> Material to process
· · ·

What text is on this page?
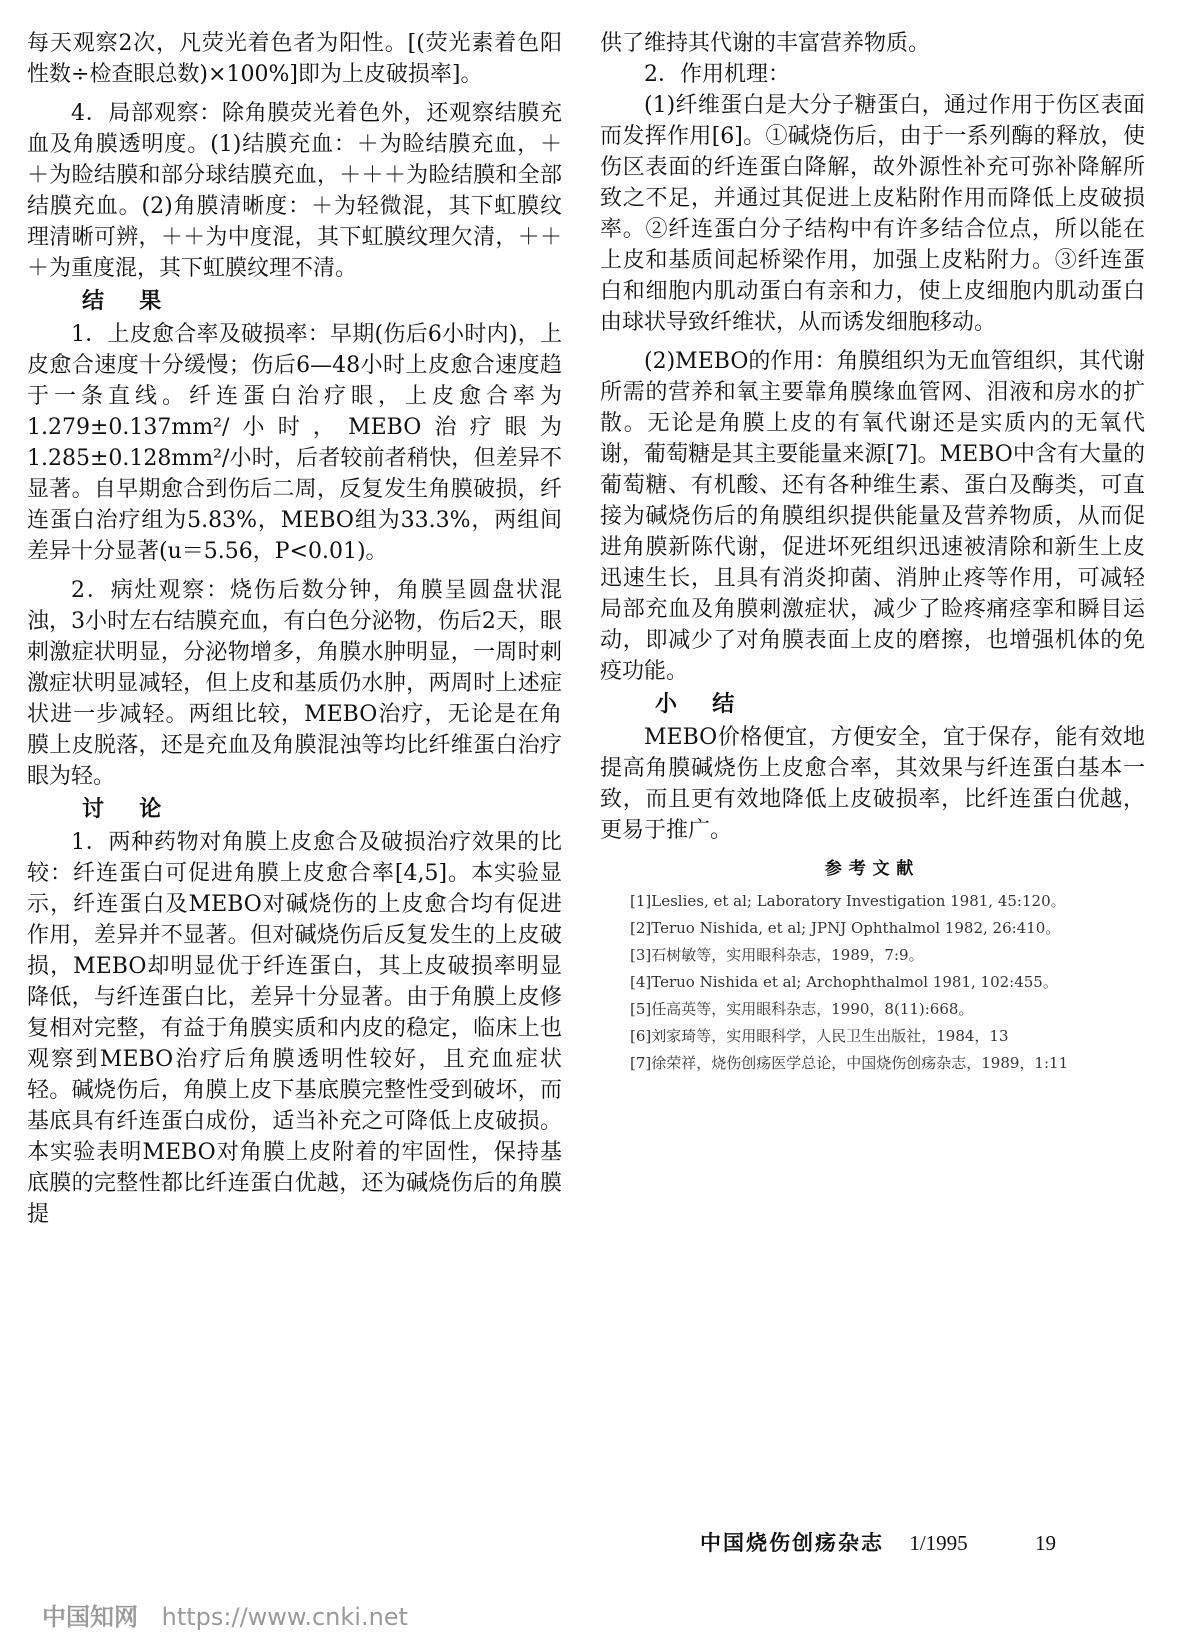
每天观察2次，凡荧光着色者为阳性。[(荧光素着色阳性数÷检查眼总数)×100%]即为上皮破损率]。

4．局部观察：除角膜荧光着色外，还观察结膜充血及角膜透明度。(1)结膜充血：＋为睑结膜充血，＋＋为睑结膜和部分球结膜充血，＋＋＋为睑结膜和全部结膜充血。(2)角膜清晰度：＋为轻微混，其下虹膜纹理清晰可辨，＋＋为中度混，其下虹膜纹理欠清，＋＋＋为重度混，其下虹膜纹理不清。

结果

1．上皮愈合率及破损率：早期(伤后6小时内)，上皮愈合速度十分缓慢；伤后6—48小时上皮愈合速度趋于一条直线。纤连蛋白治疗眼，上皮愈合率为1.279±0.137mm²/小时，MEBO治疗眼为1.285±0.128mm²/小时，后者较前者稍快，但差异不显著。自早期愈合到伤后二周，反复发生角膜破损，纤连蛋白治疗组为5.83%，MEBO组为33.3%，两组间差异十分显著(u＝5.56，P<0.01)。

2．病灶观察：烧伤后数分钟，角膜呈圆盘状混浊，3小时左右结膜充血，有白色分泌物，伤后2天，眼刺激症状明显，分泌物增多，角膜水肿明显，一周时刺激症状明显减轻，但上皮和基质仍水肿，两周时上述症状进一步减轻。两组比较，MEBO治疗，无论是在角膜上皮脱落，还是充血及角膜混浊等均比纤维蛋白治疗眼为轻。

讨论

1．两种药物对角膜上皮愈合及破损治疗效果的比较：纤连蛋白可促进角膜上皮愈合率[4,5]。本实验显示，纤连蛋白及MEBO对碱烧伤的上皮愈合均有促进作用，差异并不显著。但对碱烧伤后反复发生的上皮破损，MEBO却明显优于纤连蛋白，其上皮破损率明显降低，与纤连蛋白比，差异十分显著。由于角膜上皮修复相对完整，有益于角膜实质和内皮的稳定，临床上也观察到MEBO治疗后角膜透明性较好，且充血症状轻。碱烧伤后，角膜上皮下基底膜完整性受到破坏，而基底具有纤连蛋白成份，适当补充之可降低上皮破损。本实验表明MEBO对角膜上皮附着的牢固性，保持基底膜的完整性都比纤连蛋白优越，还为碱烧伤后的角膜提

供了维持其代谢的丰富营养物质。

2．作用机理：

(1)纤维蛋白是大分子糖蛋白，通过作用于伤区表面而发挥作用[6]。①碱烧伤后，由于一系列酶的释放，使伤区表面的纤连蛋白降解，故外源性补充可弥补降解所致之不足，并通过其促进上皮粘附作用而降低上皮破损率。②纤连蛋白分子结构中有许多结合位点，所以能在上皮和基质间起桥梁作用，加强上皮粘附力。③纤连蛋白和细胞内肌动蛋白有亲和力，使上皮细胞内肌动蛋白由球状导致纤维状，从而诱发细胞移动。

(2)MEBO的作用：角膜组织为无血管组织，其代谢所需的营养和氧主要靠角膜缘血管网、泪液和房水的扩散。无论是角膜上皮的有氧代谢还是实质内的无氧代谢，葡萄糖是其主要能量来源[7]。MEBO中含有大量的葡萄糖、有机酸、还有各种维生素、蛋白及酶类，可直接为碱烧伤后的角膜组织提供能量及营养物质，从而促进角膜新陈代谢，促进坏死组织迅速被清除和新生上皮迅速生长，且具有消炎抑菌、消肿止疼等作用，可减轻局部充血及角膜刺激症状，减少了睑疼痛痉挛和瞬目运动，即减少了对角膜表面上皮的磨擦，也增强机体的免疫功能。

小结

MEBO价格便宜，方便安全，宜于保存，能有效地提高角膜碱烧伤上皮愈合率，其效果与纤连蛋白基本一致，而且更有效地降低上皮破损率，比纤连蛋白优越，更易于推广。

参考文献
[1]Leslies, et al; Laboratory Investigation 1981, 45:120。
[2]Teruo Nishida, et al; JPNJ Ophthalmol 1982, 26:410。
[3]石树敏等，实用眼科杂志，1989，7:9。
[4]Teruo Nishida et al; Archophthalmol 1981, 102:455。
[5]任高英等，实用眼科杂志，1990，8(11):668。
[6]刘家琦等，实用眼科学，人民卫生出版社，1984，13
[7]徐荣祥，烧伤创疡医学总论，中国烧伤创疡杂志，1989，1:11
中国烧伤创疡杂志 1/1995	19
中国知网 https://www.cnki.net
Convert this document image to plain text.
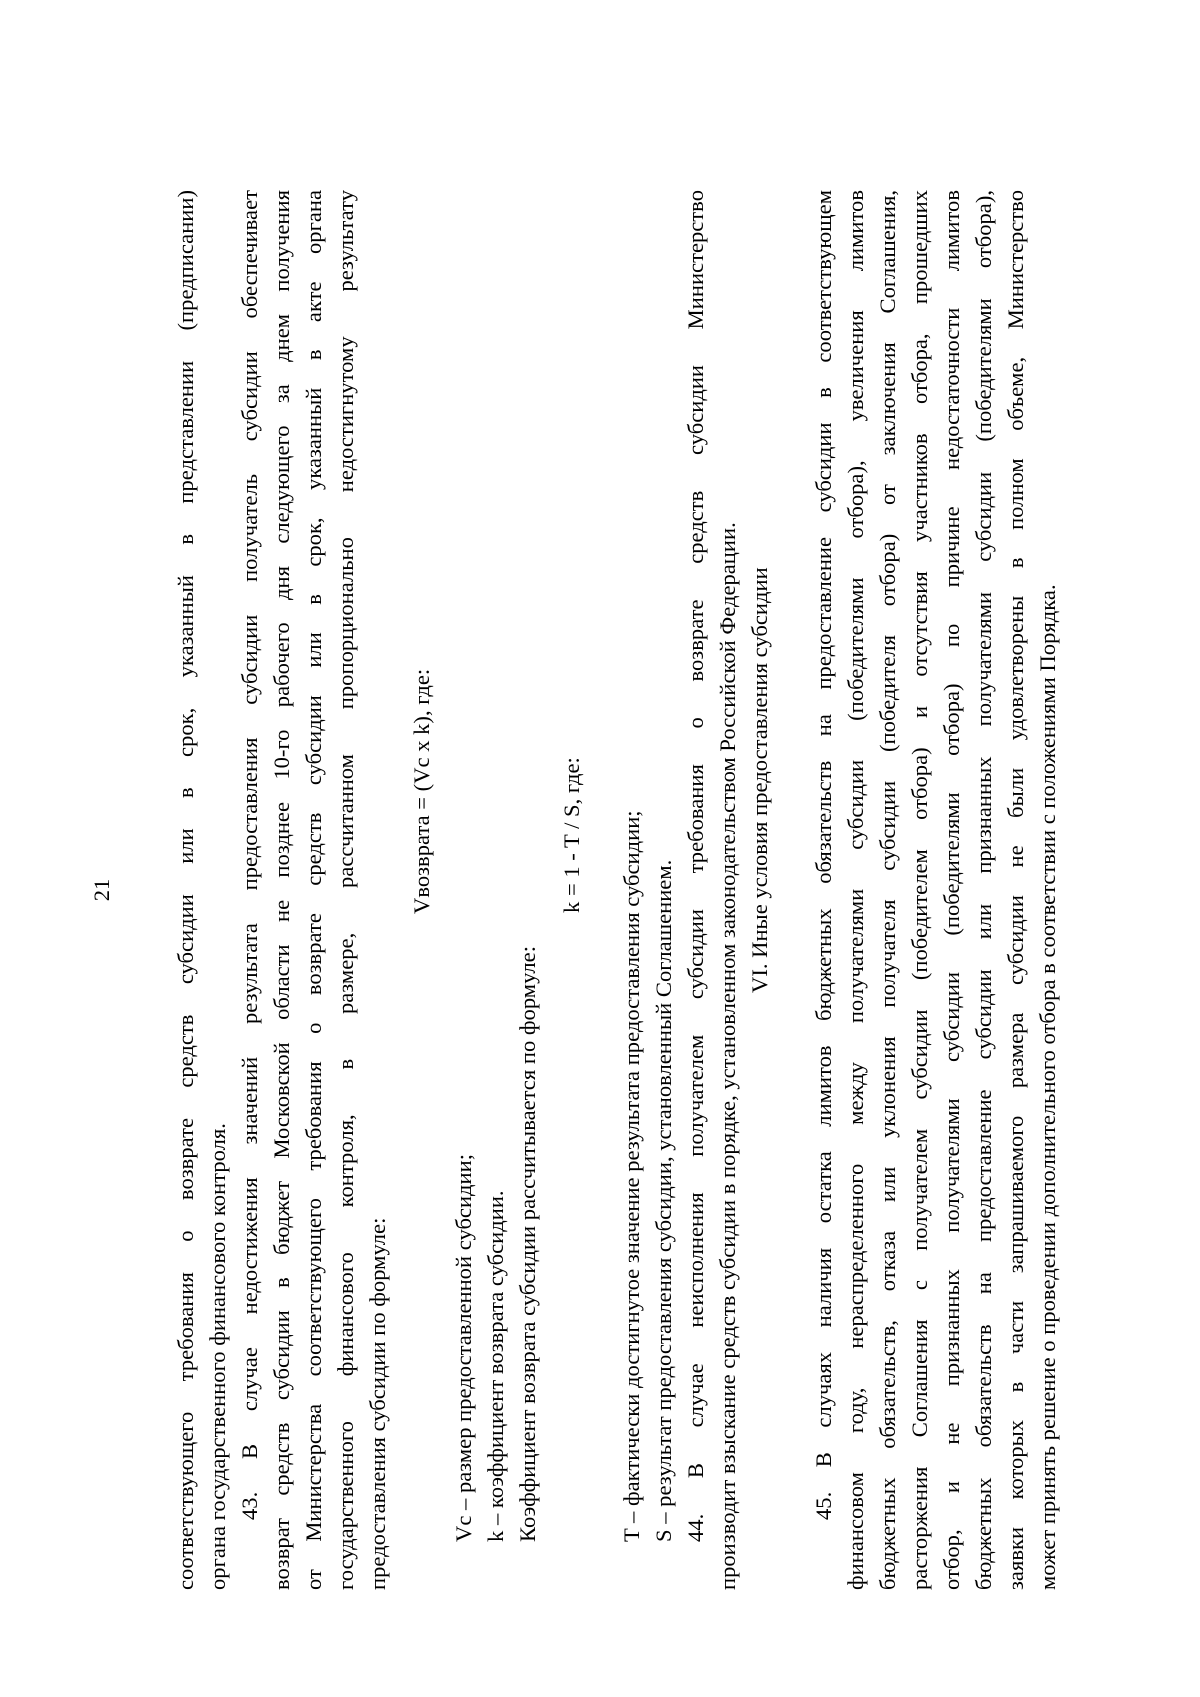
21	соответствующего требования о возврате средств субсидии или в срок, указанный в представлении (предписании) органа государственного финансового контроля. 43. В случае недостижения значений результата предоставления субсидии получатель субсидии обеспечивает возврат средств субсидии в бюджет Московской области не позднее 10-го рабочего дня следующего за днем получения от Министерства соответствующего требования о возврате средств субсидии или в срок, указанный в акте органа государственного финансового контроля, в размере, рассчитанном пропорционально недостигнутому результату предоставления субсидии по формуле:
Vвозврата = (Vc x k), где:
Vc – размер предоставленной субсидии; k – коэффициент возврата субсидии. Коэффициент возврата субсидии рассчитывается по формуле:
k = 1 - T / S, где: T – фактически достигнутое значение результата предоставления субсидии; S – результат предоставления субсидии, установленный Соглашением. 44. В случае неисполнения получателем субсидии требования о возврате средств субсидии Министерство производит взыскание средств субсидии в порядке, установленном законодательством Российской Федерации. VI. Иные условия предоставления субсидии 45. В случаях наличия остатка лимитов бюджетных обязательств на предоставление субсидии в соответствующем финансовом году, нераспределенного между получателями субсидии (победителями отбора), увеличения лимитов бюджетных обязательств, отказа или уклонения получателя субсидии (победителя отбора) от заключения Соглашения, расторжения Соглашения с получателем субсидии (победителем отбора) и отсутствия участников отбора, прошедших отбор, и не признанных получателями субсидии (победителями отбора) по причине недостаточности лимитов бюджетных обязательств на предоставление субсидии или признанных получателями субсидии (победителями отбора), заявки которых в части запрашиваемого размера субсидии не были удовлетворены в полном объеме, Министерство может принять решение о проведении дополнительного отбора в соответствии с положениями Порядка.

· · ·

> Task requirements
Copy out each line of the data where the string "формуле" appears.

> Written solution
21	соответствующего требования о возврате средств субсидии или в срок, указанный в представлении (предписании) органа государственного финансового контроля. 43. В случае недостижения значений результата предоставления субсидии получатель субсидии обеспечивает возврат средств субсидии в бюджет Московской области не позднее 10-го рабочего дня следующего за днем получения от Министерства соответствующего требования о возврате средств субсидии или в срок, указанный в акте органа государственного финансового контроля, в размере, рассчитанном пропорционально недостигнутому результату предоставления субсидии по формуле:
Vc – размер предоставленной субсидии; k – коэффициент возврата субсидии. Коэффициент возврата субсидии рассчитывается по формуле:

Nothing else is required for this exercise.